**RECORDS**
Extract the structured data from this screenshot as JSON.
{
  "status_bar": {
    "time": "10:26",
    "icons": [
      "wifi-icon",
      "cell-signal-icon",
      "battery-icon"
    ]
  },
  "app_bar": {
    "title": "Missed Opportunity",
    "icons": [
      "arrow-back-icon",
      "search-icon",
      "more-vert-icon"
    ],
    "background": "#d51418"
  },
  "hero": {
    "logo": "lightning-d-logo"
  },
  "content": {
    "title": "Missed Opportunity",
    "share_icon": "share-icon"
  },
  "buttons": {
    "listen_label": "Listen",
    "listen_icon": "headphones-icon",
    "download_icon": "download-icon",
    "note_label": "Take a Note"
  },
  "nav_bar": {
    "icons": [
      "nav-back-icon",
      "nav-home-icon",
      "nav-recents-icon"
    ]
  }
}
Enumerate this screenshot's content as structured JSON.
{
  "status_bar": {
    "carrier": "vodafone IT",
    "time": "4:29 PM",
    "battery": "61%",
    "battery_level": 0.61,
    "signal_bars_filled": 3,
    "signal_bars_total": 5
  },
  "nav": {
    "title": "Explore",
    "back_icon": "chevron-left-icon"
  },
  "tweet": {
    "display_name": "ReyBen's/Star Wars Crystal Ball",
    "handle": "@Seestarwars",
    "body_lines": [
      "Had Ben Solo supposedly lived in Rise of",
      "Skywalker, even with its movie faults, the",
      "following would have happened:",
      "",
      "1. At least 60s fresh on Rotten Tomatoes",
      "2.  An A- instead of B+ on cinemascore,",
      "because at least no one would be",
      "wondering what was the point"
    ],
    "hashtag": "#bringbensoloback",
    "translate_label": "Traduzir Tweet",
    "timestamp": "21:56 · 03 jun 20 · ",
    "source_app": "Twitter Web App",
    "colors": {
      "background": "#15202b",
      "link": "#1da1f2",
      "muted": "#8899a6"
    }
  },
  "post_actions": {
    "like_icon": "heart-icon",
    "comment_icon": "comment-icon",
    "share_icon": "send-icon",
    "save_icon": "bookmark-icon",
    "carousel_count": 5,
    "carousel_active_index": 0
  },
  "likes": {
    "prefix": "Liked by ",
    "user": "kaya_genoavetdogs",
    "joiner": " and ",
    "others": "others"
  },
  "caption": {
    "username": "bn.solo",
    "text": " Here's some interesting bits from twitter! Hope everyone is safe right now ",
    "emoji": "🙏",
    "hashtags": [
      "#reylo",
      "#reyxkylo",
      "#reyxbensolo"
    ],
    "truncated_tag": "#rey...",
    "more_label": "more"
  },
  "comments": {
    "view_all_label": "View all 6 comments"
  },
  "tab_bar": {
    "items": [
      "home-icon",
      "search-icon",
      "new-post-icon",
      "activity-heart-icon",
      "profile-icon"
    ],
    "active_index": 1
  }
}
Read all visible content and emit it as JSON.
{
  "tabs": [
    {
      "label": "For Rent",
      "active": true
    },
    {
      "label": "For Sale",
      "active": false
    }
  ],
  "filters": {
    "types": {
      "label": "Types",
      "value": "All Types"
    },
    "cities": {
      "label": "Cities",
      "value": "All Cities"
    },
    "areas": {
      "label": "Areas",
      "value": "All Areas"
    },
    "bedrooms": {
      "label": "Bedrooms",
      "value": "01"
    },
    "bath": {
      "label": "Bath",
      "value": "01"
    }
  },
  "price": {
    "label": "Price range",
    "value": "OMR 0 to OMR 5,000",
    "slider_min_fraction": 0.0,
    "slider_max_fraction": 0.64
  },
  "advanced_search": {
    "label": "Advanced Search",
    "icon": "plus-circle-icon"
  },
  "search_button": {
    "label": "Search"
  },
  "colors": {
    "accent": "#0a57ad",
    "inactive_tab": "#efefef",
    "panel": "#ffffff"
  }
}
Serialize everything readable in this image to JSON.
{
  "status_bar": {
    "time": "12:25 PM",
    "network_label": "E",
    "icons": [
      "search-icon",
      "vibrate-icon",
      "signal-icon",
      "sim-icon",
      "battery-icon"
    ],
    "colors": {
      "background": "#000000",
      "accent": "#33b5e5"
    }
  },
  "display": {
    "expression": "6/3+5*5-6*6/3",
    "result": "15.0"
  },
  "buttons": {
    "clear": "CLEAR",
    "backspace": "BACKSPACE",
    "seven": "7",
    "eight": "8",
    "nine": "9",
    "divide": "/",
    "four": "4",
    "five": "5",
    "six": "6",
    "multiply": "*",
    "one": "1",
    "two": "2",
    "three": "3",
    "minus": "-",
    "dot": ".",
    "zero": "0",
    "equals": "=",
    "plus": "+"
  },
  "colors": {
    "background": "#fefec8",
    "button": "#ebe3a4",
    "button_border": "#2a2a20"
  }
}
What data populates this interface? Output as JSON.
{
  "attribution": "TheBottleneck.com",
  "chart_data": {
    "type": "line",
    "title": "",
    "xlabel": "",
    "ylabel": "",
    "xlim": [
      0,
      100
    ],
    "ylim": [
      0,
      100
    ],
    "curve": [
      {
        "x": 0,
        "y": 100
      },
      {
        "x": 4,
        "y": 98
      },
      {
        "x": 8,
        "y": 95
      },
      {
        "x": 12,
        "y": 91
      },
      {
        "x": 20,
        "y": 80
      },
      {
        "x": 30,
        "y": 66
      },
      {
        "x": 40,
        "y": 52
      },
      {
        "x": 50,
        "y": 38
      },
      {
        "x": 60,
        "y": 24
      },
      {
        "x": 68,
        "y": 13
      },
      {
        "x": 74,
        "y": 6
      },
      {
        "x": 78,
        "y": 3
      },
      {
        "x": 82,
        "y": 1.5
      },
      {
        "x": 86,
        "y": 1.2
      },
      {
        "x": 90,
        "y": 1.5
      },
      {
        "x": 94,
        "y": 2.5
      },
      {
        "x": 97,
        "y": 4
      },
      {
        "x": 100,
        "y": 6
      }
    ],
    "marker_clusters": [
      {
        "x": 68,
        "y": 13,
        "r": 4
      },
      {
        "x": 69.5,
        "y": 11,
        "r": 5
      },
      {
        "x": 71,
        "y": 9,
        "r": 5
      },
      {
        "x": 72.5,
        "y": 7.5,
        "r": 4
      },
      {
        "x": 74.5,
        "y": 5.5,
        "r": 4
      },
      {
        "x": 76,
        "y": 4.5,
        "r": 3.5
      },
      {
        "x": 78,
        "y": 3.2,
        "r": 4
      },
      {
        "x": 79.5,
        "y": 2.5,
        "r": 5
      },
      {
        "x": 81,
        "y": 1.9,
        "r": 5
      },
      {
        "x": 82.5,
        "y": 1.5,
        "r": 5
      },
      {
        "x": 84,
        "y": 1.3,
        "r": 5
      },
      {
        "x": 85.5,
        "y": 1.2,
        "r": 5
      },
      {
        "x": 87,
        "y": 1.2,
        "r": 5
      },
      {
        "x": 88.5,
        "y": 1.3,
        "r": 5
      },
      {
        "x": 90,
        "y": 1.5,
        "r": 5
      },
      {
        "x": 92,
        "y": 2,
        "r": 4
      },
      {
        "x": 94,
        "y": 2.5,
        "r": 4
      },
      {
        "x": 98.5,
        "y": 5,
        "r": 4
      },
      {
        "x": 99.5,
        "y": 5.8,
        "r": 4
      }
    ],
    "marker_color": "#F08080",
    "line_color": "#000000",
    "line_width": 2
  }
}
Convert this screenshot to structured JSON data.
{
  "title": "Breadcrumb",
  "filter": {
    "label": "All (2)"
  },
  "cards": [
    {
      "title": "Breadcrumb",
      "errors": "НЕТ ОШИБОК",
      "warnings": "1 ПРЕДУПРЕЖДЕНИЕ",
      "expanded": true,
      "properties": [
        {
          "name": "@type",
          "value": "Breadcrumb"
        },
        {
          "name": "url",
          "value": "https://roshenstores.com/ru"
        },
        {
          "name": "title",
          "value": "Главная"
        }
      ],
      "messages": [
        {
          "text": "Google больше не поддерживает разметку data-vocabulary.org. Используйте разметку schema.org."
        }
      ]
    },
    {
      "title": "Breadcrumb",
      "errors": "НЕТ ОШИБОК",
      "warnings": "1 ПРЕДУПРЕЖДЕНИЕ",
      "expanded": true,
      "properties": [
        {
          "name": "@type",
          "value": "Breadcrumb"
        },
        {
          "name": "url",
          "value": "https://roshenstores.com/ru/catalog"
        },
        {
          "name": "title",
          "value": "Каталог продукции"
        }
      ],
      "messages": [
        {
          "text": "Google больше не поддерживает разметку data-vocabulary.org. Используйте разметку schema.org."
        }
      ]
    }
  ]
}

**SET TASK**
Show every line from the listing above in which the string "least" appears.

**SOLUTION TO THE PROBLEM**
      "1. At least 60s fresh on Rotten Tomatoes",
      "because at least no one would be",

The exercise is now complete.